- _WORKING DATA_
((

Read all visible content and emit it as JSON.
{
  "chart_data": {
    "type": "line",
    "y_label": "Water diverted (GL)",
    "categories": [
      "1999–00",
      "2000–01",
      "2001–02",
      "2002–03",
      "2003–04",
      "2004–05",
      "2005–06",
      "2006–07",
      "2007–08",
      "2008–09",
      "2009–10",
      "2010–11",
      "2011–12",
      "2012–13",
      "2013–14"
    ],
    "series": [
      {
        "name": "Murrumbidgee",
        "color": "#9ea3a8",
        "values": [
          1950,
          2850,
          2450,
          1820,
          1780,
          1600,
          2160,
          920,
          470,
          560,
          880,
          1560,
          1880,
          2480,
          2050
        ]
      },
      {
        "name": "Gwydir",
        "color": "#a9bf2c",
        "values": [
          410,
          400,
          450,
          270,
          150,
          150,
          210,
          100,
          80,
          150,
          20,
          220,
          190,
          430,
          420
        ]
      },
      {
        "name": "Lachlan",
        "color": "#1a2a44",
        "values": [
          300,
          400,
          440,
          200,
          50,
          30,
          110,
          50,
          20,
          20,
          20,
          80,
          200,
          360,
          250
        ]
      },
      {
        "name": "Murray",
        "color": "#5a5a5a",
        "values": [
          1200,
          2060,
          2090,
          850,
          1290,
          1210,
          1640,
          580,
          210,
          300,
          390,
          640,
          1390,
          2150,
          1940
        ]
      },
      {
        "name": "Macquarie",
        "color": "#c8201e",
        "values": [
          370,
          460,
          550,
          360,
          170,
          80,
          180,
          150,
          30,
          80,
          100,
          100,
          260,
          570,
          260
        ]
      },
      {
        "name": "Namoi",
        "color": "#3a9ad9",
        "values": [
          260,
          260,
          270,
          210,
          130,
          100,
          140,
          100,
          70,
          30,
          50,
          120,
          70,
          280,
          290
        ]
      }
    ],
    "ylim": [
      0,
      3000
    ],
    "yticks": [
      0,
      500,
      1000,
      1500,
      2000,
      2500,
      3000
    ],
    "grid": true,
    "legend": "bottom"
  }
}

))

- _AIM_
Reproduce the material precisely, including every line.

- _COMPLETED TASK_
Read all visible content and emit it as JSON.
{
  "chart_data": {
    "type": "line",
    "y_label": "Water diverted (GL)",
    "categories": [
      "1999–00",
      "2000–01",
      "2001–02",
      "2002–03",
      "2003–04",
      "2004–05",
      "2005–06",
      "2006–07",
      "2007–08",
      "2008–09",
      "2009–10",
      "2010–11",
      "2011–12",
      "2012–13",
      "2013–14"
    ],
    "series": [
      {
        "name": "Murrumbidgee",
        "color": "#9ea3a8",
        "values": [
          1950,
          2850,
          2450,
          1820,
          1780,
          1600,
          2160,
          920,
          470,
          560,
          880,
          1560,
          1880,
          2480,
          2050
        ]
      },
      {
        "name": "Gwydir",
        "color": "#a9bf2c",
        "values": [
          410,
          400,
          450,
          270,
          150,
          150,
          210,
          100,
          80,
          150,
          20,
          220,
          190,
          430,
          420
        ]
      },
      {
        "name": "Lachlan",
        "color": "#1a2a44",
        "values": [
          300,
          400,
          440,
          200,
          50,
          30,
          110,
          50,
          20,
          20,
          20,
          80,
          200,
          360,
          250
        ]
      },
      {
        "name": "Murray",
        "color": "#5a5a5a",
        "values": [
          1200,
          2060,
          2090,
          850,
          1290,
          1210,
          1640,
          580,
          210,
          300,
          390,
          640,
          1390,
          2150,
          1940
        ]
      },
      {
        "name": "Macquarie",
        "color": "#c8201e",
        "values": [
          370,
          460,
          550,
          360,
          170,
          80,
          180,
          150,
          30,
          80,
          100,
          100,
          260,
          570,
          260
        ]
      },
      {
        "name": "Namoi",
        "color": "#3a9ad9",
        "values": [
          260,
          260,
          270,
          210,
          130,
          100,
          140,
          100,
          70,
          30,
          50,
          120,
          70,
          280,
          290
        ]
      }
    ],
    "ylim": [
      0,
      3000
    ],
    "yticks": [
      0,
      500,
      1000,
      1500,
      2000,
      2500,
      3000
    ],
    "grid": true,
    "legend": "bottom"
  }
}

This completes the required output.